- [DER LESETEXT]

------------------------

Friday, October 7, 2011

9/12 - die Zweite

Ich habe Vatterns Zeitungstrulla davon berichtet, wie ich Sohn von der Schule abgeholt habe. Das war mein grosses 9/11 Erlebnis gewesen.

Nachdem ich endlich an der Schule durchgekommen war am Telefon, haben die mir gesagt, die Schule waere "auf Lockdown", und keiner duerfte weg. Ach was. Das werden wir doch mal sehen. Ich habe Sohn gesagt, ich komme. Irgendwie komme ich dahin. Irgendwie. Warte. Ich komme.

Ein Taxi konnte man natuerlich nicht bekommen. Aber ich habe das Glueck, dass direkt nebenan von mir ein Fahrdienst ist. Der ist mir schon mehrmals zugunsten gekommen. Z. B. als ich letztes Jahr meine alte, todkranke Katze zum Einschlaefern zum Tierarzt bringen musste. (9. Oktober 2010). Und als ich an einem Sonntag Abend nicht mehr das Gleichgewicht halten konnte, und mein rechtes Auge total schief war (6. Maerz 2011). Und ich schnellstens ins Krankenhaus musste. Aber gut, das war alles ca. 10 Jahre spaeter. Jetzt reden wir vom 11. Sept. 2001.

------------------------

- [VORLIEGENDES MATERIAL]

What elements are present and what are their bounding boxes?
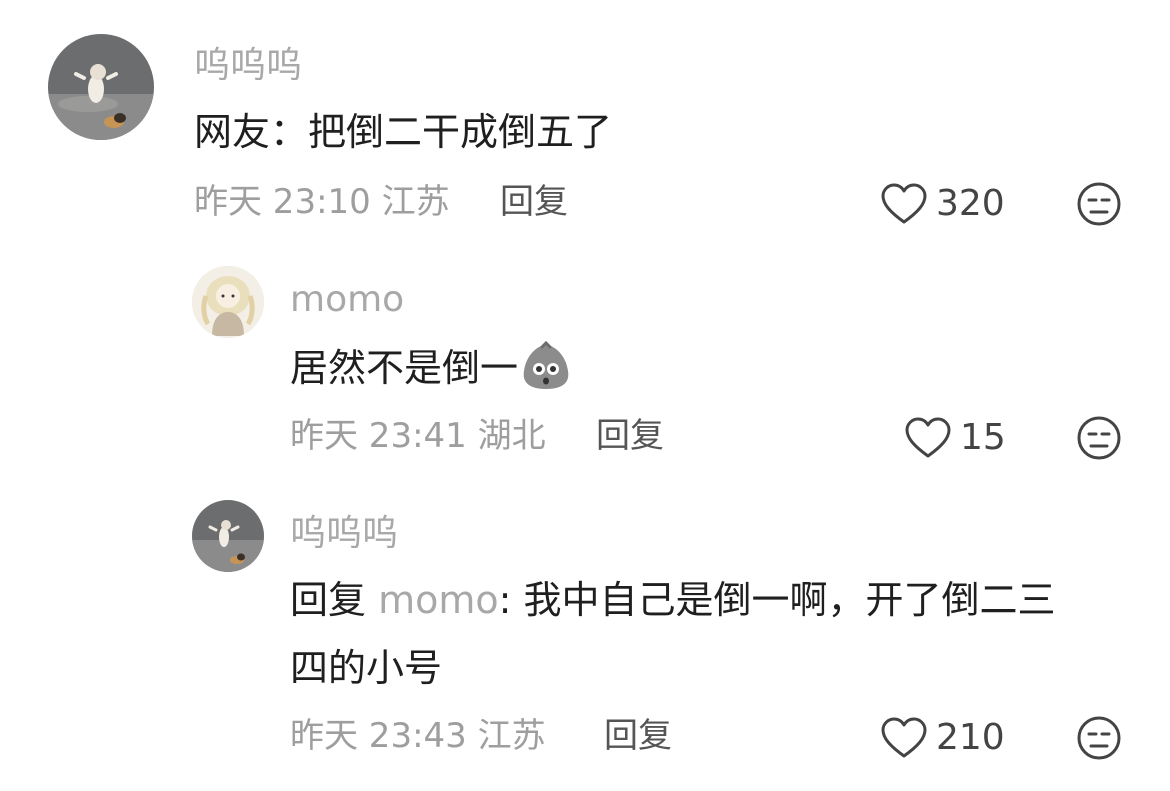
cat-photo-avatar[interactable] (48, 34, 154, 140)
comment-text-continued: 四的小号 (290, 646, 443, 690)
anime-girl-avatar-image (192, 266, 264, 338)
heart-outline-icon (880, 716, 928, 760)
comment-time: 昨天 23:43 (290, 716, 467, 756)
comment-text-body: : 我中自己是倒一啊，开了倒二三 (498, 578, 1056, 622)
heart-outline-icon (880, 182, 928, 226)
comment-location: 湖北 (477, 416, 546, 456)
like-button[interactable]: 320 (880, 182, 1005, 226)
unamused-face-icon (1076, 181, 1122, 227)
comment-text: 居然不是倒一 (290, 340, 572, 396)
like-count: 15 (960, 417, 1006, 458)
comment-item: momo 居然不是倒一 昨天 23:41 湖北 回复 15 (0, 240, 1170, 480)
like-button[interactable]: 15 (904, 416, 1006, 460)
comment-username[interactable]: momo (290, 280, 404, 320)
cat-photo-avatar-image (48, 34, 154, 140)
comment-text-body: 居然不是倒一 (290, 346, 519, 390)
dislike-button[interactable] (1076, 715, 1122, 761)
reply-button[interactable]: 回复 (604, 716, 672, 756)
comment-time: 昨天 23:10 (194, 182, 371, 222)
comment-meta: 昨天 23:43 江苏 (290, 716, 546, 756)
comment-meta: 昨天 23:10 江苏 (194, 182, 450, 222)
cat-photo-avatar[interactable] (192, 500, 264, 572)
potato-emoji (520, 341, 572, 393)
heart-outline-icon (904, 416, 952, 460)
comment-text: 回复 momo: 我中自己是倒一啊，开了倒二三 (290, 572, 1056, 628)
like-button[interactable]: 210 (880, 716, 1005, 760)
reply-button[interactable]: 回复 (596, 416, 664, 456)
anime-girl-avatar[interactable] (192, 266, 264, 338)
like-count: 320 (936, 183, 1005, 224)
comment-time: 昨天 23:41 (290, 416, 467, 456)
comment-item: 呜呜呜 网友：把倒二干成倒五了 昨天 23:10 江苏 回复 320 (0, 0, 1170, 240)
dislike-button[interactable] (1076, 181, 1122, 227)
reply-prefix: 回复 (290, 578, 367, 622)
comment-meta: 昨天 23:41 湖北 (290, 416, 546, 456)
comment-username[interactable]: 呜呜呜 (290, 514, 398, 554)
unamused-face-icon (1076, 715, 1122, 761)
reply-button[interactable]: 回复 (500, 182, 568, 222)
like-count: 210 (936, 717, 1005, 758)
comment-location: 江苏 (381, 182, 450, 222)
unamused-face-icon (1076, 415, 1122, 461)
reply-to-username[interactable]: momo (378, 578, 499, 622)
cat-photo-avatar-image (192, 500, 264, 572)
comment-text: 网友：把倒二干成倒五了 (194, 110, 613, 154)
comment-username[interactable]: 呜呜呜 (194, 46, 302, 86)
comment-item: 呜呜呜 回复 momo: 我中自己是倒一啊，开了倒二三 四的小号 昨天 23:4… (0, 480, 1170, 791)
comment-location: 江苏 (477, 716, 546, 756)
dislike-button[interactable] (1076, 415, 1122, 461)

------------------------

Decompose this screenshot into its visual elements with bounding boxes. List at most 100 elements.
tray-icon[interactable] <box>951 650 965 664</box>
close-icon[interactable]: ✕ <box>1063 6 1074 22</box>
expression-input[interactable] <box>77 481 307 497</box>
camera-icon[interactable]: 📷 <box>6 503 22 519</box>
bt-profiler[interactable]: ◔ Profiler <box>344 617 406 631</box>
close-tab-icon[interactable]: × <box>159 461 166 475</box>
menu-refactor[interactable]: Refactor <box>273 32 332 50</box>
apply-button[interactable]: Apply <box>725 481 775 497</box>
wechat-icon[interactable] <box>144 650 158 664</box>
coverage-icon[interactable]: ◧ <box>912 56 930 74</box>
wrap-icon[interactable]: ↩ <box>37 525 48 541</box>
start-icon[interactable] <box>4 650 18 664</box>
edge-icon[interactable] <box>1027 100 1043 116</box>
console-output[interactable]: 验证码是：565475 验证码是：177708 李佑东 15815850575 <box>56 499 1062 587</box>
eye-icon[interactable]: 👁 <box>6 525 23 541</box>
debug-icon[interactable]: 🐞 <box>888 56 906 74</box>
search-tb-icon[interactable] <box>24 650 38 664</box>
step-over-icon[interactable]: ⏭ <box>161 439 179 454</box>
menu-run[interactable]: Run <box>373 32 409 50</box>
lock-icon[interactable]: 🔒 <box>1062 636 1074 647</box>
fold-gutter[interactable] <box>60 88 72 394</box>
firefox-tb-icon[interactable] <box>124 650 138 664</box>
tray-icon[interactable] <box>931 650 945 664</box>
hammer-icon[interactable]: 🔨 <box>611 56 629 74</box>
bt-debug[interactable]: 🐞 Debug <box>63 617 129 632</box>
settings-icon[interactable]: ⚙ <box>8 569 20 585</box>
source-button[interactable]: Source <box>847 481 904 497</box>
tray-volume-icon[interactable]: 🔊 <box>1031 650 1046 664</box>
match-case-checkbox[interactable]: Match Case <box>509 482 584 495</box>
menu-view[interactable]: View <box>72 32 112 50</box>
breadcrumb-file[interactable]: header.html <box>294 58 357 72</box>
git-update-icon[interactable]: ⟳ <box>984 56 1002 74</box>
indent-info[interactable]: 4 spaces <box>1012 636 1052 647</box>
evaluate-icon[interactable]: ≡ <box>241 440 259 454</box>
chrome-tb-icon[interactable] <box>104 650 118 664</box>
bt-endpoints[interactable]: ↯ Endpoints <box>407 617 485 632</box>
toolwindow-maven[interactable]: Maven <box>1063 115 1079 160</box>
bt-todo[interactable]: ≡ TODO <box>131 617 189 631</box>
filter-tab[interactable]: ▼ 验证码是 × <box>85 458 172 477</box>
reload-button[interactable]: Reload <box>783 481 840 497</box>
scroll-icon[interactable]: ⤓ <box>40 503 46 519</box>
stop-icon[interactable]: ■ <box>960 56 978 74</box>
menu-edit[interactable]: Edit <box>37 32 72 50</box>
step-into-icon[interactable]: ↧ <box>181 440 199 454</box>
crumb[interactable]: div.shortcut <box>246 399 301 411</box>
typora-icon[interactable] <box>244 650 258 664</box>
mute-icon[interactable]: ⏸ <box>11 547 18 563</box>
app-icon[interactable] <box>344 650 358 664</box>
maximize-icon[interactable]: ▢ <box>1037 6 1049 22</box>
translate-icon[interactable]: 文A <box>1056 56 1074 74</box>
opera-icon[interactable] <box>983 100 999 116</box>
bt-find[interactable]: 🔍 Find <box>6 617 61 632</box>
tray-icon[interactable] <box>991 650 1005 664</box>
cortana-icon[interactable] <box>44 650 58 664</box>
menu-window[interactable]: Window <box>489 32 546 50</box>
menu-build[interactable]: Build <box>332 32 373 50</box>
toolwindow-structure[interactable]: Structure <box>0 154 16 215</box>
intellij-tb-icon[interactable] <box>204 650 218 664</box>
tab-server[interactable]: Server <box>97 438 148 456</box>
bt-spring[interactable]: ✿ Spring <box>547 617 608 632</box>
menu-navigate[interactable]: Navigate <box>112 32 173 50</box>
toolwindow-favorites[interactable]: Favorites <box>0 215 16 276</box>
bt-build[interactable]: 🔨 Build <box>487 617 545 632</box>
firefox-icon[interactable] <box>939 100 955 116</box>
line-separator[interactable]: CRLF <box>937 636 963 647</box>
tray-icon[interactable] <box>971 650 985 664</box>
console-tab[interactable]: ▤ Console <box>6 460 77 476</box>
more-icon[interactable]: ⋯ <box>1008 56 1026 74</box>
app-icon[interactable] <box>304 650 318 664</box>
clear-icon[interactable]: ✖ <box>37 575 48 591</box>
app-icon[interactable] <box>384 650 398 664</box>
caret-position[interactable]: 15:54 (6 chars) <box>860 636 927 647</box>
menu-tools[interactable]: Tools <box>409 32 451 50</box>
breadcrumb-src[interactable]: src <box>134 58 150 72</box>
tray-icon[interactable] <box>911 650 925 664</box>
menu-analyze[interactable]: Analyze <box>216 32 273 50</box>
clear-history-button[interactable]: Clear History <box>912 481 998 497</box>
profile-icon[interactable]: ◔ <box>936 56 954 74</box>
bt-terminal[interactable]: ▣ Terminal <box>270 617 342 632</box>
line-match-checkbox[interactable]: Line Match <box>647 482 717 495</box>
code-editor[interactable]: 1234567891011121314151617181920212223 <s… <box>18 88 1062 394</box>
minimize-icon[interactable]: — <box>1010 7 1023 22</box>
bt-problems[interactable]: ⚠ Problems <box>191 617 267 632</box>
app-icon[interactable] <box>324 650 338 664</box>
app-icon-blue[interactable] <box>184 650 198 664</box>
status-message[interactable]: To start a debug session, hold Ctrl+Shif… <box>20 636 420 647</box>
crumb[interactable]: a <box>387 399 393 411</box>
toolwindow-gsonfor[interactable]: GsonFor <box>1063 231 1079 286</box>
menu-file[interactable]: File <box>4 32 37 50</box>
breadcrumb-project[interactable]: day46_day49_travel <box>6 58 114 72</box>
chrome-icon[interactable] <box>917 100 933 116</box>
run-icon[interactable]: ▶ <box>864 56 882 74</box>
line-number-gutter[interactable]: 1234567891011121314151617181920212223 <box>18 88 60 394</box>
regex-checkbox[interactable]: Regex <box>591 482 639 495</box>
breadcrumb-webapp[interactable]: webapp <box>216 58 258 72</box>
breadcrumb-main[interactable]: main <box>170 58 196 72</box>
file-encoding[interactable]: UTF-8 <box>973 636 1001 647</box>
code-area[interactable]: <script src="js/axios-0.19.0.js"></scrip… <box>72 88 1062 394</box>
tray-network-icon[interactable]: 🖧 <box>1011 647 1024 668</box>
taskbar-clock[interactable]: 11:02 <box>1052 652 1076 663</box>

------------------------

Schreib den Text darüber weiter, wie der Sohn am 11. September 2001 von der Schule abgeholt wird. Setz direkt nach dem letzten Satz an.

- [DAS ERGEBNIS]
Ich bin da also schnellstens hin zu dem Fahrdienst, und habe denen gesagt, ich muss schnellstens downtown. Die haben gesagt, das geht nicht. Denn es bewegt sich gerade alles UPTOWN, weg vom Ort des Terroristenanschlags. Und man wuerde da nicht durchkommen. Ich habe einem Fahrer gesagt, ich bezahle ihm 80 Dollar, wenn er es wenigstens versucht. (Normalerweise ist so eine Entfernung ca. 20 Dollar.) Ob ich ihm einen Scheck schreiben koennte. Ausnahmsweise. Denn normalerweise nehmen die nur Bargeld. Und der hat Geld gerochen und.... zugestimmt. Wir also ganz langsam - gegen den Strom - uns vom Norden Manhattans zum Sueden Manhattans bewegt. Der Fahrer hat die ganzen Leute, die am Strassenrand gewinkt haben, ignoriert. Geld spricht seine ganz eigene Sprache. Tja.

Ich habe ihm dauernd gesagt, wenn er nur ans Times Square kommt, nur ans Times Square (dort war es bekanntlicherweise ziemlich schwer, durchzukommen.) Die restlichen 40 oder 50 Blocks koennte ich schnell rennen, Sohn holen, und zusammen koennten wir dann wieder zurueck rennen ans Taxi. Wenn er nur am Times Squaere warten wuerde. Bitte? Bitte! 80 Dollar. Bitte.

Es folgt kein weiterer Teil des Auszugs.